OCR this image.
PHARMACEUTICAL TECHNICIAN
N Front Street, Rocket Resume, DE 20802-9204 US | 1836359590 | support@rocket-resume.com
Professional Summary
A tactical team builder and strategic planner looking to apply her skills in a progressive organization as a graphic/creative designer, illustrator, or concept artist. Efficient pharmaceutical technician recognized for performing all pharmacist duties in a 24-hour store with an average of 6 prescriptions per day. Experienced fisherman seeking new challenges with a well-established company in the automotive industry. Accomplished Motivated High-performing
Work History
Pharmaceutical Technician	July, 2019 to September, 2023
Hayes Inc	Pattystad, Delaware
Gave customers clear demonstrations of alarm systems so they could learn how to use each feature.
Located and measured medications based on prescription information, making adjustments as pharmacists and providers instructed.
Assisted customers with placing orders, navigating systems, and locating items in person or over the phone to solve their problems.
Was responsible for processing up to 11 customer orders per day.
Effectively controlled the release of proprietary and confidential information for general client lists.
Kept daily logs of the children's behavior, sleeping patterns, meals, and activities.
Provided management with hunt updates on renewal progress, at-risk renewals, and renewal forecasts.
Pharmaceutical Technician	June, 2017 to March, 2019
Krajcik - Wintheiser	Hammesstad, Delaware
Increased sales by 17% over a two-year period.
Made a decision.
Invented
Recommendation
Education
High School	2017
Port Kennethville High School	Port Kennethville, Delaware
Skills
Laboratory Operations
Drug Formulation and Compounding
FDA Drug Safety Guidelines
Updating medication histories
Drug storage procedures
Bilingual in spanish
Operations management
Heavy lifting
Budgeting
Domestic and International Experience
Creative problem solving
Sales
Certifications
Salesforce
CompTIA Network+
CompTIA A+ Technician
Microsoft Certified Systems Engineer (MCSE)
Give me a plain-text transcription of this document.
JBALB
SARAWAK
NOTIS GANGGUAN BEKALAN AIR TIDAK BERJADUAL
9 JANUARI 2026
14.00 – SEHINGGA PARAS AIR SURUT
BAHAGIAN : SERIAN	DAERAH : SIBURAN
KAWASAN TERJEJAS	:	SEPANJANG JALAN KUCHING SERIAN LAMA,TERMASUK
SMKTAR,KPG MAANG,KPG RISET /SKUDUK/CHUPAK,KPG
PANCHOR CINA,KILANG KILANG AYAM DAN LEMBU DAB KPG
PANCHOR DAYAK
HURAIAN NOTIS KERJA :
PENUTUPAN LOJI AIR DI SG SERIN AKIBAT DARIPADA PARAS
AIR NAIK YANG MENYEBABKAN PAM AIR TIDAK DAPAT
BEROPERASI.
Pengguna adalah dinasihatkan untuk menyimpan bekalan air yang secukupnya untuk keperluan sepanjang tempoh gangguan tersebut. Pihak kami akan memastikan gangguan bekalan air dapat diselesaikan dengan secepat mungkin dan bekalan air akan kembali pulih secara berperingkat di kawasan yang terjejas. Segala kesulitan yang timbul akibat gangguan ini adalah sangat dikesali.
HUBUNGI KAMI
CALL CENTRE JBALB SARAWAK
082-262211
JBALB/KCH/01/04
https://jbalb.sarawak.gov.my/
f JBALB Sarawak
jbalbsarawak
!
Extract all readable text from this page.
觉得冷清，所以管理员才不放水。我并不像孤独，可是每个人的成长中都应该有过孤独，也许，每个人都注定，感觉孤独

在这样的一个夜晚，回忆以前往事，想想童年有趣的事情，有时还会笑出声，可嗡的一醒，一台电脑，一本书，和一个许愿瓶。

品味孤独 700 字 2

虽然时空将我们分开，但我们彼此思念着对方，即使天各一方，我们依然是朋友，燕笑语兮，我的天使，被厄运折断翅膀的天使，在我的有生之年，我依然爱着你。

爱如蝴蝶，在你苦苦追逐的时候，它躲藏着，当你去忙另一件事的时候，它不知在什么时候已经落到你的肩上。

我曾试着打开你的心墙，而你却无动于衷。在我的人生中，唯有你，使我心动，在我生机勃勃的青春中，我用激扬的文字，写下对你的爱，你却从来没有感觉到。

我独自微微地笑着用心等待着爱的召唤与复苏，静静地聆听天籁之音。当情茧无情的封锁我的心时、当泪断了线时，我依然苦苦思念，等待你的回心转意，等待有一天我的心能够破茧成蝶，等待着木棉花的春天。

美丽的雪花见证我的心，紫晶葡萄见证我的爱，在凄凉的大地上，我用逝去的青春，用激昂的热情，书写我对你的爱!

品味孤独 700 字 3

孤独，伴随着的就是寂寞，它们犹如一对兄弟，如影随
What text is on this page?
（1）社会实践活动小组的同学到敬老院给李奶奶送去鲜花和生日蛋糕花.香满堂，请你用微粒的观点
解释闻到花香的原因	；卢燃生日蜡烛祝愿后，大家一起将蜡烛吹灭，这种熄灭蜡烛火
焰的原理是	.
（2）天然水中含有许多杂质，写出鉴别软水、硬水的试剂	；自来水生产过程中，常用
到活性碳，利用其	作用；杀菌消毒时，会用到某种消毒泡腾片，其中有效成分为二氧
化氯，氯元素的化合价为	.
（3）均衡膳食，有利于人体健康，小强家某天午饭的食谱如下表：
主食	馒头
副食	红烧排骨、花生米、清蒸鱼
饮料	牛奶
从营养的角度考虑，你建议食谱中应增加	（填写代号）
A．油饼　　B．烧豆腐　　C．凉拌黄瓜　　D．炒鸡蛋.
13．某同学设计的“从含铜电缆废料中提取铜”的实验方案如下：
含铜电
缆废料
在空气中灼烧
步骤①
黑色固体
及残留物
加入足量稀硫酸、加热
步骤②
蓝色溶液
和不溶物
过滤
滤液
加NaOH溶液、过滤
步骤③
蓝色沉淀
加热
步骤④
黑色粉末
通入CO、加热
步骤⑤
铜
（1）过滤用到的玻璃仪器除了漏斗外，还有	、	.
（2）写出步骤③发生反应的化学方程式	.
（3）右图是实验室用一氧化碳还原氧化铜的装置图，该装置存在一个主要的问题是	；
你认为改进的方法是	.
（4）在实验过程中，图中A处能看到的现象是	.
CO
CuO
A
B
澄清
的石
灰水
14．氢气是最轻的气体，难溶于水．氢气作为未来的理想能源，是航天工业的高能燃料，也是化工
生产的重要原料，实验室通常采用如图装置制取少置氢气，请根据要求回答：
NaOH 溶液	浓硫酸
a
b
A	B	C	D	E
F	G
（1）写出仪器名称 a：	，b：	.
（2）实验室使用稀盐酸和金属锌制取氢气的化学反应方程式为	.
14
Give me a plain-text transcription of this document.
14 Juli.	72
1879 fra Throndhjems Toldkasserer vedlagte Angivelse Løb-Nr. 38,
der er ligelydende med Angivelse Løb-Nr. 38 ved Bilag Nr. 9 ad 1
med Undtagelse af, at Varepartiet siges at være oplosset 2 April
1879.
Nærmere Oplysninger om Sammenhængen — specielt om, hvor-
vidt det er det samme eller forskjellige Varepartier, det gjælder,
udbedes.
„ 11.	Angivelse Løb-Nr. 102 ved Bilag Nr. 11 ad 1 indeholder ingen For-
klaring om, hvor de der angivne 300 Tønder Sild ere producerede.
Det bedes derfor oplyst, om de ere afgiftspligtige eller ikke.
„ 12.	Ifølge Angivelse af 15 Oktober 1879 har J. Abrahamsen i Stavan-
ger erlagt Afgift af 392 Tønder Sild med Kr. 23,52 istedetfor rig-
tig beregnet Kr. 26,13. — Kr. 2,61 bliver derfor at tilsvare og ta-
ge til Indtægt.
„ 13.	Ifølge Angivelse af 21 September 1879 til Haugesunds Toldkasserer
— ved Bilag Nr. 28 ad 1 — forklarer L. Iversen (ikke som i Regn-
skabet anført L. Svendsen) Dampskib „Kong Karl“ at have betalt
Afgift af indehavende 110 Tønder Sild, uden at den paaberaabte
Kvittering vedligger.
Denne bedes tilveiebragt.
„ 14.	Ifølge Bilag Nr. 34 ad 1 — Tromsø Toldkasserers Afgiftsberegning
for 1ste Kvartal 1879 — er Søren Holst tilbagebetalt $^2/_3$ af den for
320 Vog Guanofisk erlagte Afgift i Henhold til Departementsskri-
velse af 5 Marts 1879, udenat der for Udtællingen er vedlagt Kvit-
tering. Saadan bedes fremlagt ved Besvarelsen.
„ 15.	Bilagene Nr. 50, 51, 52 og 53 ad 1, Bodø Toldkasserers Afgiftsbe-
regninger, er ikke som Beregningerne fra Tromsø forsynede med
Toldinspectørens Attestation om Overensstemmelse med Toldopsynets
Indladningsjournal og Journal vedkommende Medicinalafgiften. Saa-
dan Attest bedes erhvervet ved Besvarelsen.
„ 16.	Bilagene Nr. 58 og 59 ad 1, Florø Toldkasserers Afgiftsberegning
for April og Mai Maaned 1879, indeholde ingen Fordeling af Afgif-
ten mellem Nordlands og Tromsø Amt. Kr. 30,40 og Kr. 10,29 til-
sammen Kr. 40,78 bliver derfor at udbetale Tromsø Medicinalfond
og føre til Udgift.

===

Set exercise:
In the data above, tally the lines holding "Tromsø" and answer with the figure only.

Answer below:
4